Are you able to quote each entry exactly as written?

╔══

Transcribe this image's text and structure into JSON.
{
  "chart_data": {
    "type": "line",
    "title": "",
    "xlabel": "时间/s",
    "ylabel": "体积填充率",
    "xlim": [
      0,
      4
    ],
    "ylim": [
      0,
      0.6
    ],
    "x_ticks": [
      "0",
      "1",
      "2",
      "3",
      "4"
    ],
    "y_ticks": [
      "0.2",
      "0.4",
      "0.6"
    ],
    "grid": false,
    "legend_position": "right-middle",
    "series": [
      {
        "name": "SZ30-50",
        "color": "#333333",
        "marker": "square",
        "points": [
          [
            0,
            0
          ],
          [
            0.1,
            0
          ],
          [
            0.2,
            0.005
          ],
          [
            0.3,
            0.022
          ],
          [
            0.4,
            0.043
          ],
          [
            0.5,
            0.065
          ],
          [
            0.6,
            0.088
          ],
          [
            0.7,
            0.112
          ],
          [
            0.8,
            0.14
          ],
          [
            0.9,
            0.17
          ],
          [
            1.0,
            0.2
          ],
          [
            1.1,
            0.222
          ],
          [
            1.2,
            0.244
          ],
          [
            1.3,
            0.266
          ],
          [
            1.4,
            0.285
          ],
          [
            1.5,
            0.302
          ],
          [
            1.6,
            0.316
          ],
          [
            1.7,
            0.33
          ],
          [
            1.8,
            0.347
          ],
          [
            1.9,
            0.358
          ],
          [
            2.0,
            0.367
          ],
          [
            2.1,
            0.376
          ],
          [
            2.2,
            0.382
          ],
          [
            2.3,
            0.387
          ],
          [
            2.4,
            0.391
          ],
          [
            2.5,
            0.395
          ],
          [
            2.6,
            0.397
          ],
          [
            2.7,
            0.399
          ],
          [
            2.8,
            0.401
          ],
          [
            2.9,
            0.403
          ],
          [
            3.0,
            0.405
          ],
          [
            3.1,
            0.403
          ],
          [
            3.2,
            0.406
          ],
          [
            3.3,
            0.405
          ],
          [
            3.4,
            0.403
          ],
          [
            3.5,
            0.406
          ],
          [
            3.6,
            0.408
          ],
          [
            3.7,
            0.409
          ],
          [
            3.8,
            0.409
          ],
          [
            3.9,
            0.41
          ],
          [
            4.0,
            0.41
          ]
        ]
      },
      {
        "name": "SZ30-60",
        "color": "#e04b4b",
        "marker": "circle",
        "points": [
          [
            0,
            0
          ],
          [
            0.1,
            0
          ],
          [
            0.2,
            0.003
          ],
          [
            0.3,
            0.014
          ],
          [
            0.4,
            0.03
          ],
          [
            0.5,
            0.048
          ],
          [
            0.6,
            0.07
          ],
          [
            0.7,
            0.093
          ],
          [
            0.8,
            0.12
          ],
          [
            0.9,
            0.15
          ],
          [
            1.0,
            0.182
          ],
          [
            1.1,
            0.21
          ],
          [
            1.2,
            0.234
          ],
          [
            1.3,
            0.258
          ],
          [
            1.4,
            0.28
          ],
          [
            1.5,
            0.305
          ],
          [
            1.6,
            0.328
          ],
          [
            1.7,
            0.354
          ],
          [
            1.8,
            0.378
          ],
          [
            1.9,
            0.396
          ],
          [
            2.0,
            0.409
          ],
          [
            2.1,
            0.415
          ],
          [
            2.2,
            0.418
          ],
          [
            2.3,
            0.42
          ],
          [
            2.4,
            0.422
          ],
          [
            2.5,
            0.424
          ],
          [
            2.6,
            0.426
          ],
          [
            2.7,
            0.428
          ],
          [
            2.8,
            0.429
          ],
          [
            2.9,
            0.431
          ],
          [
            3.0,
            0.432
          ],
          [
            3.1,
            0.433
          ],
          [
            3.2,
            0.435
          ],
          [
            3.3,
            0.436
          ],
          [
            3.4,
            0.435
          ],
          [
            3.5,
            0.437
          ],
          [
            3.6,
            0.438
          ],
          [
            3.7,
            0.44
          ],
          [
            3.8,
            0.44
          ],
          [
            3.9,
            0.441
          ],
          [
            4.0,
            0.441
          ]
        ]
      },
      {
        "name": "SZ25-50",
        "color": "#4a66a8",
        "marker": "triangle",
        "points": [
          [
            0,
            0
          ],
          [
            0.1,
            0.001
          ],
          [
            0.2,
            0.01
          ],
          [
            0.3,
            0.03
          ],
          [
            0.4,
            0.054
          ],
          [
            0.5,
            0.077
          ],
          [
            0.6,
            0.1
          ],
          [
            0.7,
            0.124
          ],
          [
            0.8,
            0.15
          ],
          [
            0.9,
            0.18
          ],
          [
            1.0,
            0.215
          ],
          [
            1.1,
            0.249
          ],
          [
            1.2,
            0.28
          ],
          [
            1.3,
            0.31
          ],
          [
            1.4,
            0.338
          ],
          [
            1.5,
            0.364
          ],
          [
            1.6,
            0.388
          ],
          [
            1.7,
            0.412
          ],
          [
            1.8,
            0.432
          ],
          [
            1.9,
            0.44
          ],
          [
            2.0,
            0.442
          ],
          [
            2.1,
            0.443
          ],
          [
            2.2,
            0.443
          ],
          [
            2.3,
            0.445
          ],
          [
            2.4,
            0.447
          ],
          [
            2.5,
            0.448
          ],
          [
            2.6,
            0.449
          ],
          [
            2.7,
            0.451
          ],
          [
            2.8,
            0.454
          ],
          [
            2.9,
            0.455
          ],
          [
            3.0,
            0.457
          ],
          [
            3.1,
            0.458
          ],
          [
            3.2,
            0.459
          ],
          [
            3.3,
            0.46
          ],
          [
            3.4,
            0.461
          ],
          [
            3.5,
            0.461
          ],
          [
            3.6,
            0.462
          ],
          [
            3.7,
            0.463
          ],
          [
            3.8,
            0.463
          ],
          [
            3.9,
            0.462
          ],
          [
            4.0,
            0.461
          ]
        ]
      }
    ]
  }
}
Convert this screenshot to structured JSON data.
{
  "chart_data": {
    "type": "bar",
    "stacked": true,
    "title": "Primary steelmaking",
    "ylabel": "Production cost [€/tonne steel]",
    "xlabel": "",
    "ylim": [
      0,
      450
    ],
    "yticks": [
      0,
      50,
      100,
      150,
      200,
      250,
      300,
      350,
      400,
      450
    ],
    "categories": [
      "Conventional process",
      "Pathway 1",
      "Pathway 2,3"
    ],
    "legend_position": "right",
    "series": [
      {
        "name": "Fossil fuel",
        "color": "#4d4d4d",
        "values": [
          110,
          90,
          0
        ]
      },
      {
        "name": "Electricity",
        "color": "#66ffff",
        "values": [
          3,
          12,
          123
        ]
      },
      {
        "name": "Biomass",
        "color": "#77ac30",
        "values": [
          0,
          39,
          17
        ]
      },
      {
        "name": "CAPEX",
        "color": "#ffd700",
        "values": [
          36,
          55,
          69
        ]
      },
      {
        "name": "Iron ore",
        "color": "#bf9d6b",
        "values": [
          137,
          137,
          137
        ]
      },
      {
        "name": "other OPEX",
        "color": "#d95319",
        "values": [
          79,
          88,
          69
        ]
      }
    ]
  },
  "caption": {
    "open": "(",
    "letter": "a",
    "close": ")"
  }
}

╚══

RESPONSE TO THE EXERCISE:
Transcribe this image's text and structure into JSON.
{
  "chart_data": {
    "type": "line",
    "title": "",
    "xlabel": "时间/s",
    "ylabel": "体积填充率",
    "xlim": [
      0,
      4
    ],
    "ylim": [
      0,
      0.6
    ],
    "x_ticks": [
      "0",
      "1",
      "2",
      "3",
      "4"
    ],
    "y_ticks": [
      "0.2",
      "0.4",
      "0.6"
    ],
    "grid": false,
    "legend_position": "right-middle",
    "series": [
      {
        "name": "SZ30-50",
        "color": "#333333",
        "marker": "square",
        "points": [
          [
            0,
            0
          ],
          [
            0.1,
            0
          ],
          [
            0.2,
            0.005
          ],
          [
            0.3,
            0.022
          ],
          [
            0.4,
            0.043
          ],
          [
            0.5,
            0.065
          ],
          [
            0.6,
            0.088
          ],
          [
            0.7,
            0.112
          ],
          [
            0.8,
            0.14
          ],
          [
            0.9,
            0.17
          ],
          [
            1.0,
            0.2
          ],
          [
            1.1,
            0.222
          ],
          [
            1.2,
            0.244
          ],
          [
            1.3,
            0.266
          ],
          [
            1.4,
            0.285
          ],
          [
            1.5,
            0.302
          ],
          [
            1.6,
            0.316
          ],
          [
            1.7,
            0.33
          ],
          [
            1.8,
            0.347
          ],
          [
            1.9,
            0.358
          ],
          [
            2.0,
            0.367
          ],
          [
            2.1,
            0.376
          ],
          [
            2.2,
            0.382
          ],
          [
            2.3,
            0.387
          ],
          [
            2.4,
            0.391
          ],
          [
            2.5,
            0.395
          ],
          [
            2.6,
            0.397
          ],
          [
            2.7,
            0.399
          ],
          [
            2.8,
            0.401
          ],
          [
            2.9,
            0.403
          ],
          [
            3.0,
            0.405
          ],
          [
            3.1,
            0.403
          ],
          [
            3.2,
            0.406
          ],
          [
            3.3,
            0.405
          ],
          [
            3.4,
            0.403
          ],
          [
            3.5,
            0.406
          ],
          [
            3.6,
            0.408
          ],
          [
            3.7,
            0.409
          ],
          [
            3.8,
            0.409
          ],
          [
            3.9,
            0.41
          ],
          [
            4.0,
            0.41
          ]
        ]
      },
      {
        "name": "SZ30-60",
        "color": "#e04b4b",
        "marker": "circle",
        "points": [
          [
            0,
            0
          ],
          [
            0.1,
            0
          ],
          [
            0.2,
            0.003
          ],
          [
            0.3,
            0.014
          ],
          [
            0.4,
            0.03
          ],
          [
            0.5,
            0.048
          ],
          [
            0.6,
            0.07
          ],
          [
            0.7,
            0.093
          ],
          [
            0.8,
            0.12
          ],
          [
            0.9,
            0.15
          ],
          [
            1.0,
            0.182
          ],
          [
            1.1,
            0.21
          ],
          [
            1.2,
            0.234
          ],
          [
            1.3,
            0.258
          ],
          [
            1.4,
            0.28
          ],
          [
            1.5,
            0.305
          ],
          [
            1.6,
            0.328
          ],
          [
            1.7,
            0.354
          ],
          [
            1.8,
            0.378
          ],
          [
            1.9,
            0.396
          ],
          [
            2.0,
            0.409
          ],
          [
            2.1,
            0.415
          ],
          [
            2.2,
            0.418
          ],
          [
            2.3,
            0.42
          ],
          [
            2.4,
            0.422
          ],
          [
            2.5,
            0.424
          ],
          [
            2.6,
            0.426
          ],
          [
            2.7,
            0.428
          ],
          [
            2.8,
            0.429
          ],
          [
            2.9,
            0.431
          ],
          [
            3.0,
            0.432
          ],
          [
            3.1,
            0.433
          ],
          [
            3.2,
            0.435
          ],
          [
            3.3,
            0.436
          ],
          [
            3.4,
            0.435
          ],
          [
            3.5,
            0.437
          ],
          [
            3.6,
            0.438
          ],
          [
            3.7,
            0.44
          ],
          [
            3.8,
            0.44
          ],
          [
            3.9,
            0.441
          ],
          [
            4.0,
            0.441
          ]
        ]
      },
      {
        "name": "SZ25-50",
        "color": "#4a66a8",
        "marker": "triangle",
        "points": [
          [
            0,
            0
          ],
          [
            0.1,
            0.001
          ],
          [
            0.2,
            0.01
          ],
          [
            0.3,
            0.03
          ],
          [
            0.4,
            0.054
          ],
          [
            0.5,
            0.077
          ],
          [
            0.6,
            0.1
          ],
          [
            0.7,
            0.124
          ],
          [
            0.8,
            0.15
          ],
          [
            0.9,
            0.18
          ],
          [
            1.0,
            0.215
          ],
          [
            1.1,
            0.249
          ],
          [
            1.2,
            0.28
          ],
          [
            1.3,
            0.31
          ],
          [
            1.4,
            0.338
          ],
          [
            1.5,
            0.364
          ],
          [
            1.6,
            0.388
          ],
          [
            1.7,
            0.412
          ],
          [
            1.8,
            0.432
          ],
          [
            1.9,
            0.44
          ],
          [
            2.0,
            0.442
          ],
          [
            2.1,
            0.443
          ],
          [
            2.2,
            0.443
          ],
          [
            2.3,
            0.445
          ],
          [
            2.4,
            0.447
          ],
          [
            2.5,
            0.448
          ],
          [
            2.6,
            0.449
          ],
          [
            2.7,
            0.451
          ],
          [
            2.8,
            0.454
          ],
          [
            2.9,
            0.455
          ],
          [
            3.0,
            0.457
          ],
          [
            3.1,
            0.458
          ],
          [
            3.2,
            0.459
          ],
          [
            3.3,
            0.46
          ],
          [
            3.4,
            0.461
          ],
          [
            3.5,
            0.461
          ],
          [
            3.6,
            0.462
          ],
          [
            3.7,
            0.463
          ],
          [
            3.8,
            0.463
          ],
          [
            3.9,
            0.462
          ],
          [
            4.0,
            0.461
          ]
        ]
      }
    ]
  }
}
Convert this screenshot to structured JSON data.
{
  "chart_data": {
    "type": "bar",
    "stacked": true,
    "title": "Primary steelmaking",
    "ylabel": "Production cost [€/tonne steel]",
    "xlabel": "",
    "ylim": [
      0,
      450
    ],
    "yticks": [
      0,
      50,
      100,
      150,
      200,
      250,
      300,
      350,
      400,
      450
    ],
    "categories": [
      "Conventional process",
      "Pathway 1",
      "Pathway 2,3"
    ],
    "legend_position": "right",
    "series": [
      {
        "name": "Fossil fuel",
        "color": "#4d4d4d",
        "values": [
          110,
          90,
          0
        ]
      },
      {
        "name": "Electricity",
        "color": "#66ffff",
        "values": [
          3,
          12,
          123
        ]
      },
      {
        "name": "Biomass",
        "color": "#77ac30",
        "values": [
          0,
          39,
          17
        ]
      },
      {
        "name": "CAPEX",
        "color": "#ffd700",
        "values": [
          36,
          55,
          69
        ]
      },
      {
        "name": "Iron ore",
        "color": "#bf9d6b",
        "values": [
          137,
          137,
          137
        ]
      },
      {
        "name": "other OPEX",
        "color": "#d95319",
        "values": [
          79,
          88,
          69
        ]
      }
    ]
  },
  "caption": {
    "open": "(",
    "letter": "a",
    "close": ")"
  }
}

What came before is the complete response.